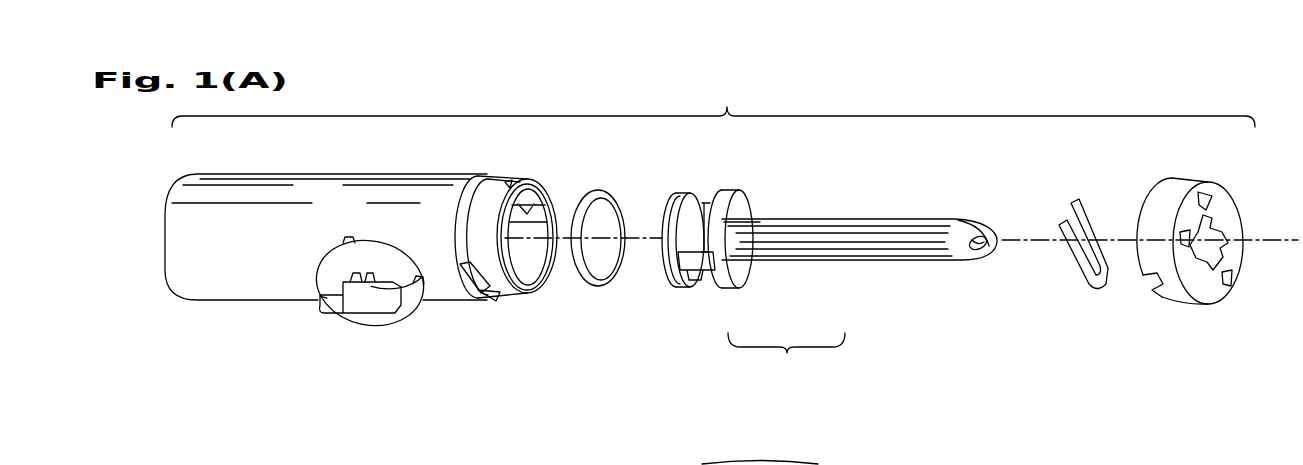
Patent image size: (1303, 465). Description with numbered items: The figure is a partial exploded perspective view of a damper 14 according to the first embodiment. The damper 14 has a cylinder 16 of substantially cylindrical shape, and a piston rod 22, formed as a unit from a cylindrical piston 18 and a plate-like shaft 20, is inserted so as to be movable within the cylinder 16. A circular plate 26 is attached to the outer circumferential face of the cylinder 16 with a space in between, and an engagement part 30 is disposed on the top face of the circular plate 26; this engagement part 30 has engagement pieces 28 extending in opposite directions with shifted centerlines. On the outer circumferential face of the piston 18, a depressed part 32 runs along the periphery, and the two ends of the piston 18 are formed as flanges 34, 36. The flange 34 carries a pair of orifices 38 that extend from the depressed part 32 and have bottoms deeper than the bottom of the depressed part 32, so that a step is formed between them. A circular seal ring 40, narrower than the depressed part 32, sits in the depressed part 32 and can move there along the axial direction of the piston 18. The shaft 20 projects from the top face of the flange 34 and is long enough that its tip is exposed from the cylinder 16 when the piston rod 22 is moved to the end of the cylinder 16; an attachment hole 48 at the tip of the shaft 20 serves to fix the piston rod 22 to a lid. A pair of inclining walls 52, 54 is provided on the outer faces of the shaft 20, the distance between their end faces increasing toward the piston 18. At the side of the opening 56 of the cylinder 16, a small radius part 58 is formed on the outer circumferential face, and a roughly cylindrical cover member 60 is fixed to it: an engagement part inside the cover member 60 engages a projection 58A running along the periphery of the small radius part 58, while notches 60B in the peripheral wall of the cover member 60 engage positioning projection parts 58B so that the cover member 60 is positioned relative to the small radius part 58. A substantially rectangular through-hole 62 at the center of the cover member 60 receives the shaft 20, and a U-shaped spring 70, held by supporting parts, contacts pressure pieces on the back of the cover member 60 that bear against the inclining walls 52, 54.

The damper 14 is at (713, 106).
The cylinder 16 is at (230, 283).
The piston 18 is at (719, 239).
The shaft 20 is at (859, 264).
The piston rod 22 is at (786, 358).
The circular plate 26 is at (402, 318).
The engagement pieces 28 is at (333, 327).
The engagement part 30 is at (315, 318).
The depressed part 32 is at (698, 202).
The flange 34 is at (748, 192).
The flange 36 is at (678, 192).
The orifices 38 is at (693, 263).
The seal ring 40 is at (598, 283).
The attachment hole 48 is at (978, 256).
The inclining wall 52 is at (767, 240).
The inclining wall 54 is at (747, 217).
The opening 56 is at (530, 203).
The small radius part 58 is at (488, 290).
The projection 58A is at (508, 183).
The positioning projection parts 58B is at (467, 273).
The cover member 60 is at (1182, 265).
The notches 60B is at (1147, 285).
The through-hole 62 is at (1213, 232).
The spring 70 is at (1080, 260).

☆ ☆ ☆ ☆ ☆ ☆ ☆

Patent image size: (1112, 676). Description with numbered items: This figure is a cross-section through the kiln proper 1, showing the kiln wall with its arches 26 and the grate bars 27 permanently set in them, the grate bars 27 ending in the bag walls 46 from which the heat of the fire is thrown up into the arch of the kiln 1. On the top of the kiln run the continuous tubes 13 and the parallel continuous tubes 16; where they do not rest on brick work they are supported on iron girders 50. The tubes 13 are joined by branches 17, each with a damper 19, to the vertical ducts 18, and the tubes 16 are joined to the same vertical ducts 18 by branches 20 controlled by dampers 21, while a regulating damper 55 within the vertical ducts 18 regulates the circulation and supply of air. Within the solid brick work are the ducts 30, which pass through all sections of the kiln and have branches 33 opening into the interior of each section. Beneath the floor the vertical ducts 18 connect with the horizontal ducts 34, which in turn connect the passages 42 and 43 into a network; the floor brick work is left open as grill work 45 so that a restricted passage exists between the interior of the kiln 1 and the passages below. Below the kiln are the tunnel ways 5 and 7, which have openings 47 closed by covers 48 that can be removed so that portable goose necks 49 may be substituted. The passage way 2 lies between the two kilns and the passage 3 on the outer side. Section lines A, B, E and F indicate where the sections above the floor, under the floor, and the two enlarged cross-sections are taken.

☆ ☆ ☆ ☆ ☆ ☆ ☆

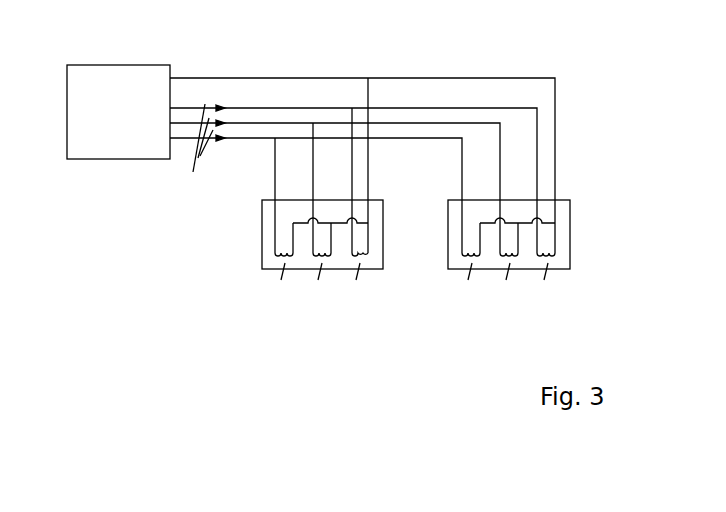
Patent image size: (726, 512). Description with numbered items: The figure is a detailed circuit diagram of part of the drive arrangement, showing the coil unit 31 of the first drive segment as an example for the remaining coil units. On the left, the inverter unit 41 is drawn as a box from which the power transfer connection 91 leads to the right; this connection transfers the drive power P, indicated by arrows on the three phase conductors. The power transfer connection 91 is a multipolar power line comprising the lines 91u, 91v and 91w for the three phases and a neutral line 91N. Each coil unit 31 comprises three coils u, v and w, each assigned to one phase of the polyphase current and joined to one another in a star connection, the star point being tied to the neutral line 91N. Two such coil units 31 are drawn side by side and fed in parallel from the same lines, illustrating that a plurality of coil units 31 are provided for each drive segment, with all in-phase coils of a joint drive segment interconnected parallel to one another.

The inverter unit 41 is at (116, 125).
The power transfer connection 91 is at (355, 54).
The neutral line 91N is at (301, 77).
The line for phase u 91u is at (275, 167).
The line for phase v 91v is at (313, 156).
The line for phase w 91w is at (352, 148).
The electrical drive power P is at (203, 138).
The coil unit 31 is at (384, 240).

☆ ☆ ☆ ☆ ☆ ☆ ☆

Please pull out each line of the listing above that contains the word "neutral" and copy those lines without changes.

Patent image size: (726, 512). Description with numbered items: The figure is a detailed circuit diagram of part of the drive arrangement, showing the coil unit 31 of the first drive segment as an example for the remaining coil units. On the left, the inverter unit 41 is drawn as a box from which the power transfer connection 91 leads to the right; this connection transfers the drive power P, indicated by arrows on the three phase conductors. The power transfer connection 91 is a multipolar power line comprising the lines 91u, 91v and 91w for the three phases and a neutral line 91N. Each coil unit 31 comprises three coils u, v and w, each assigned to one phase of the polyphase current and joined to one another in a star connection, the star point being tied to the neutral line 91N. Two such coil units 31 are drawn side by side and fed in parallel from the same lines, illustrating that a plurality of coil units 31 are provided for each drive segment, with all in-phase coils of a joint drive segment interconnected parallel to one another.
The neutral line 91N is at (301, 77).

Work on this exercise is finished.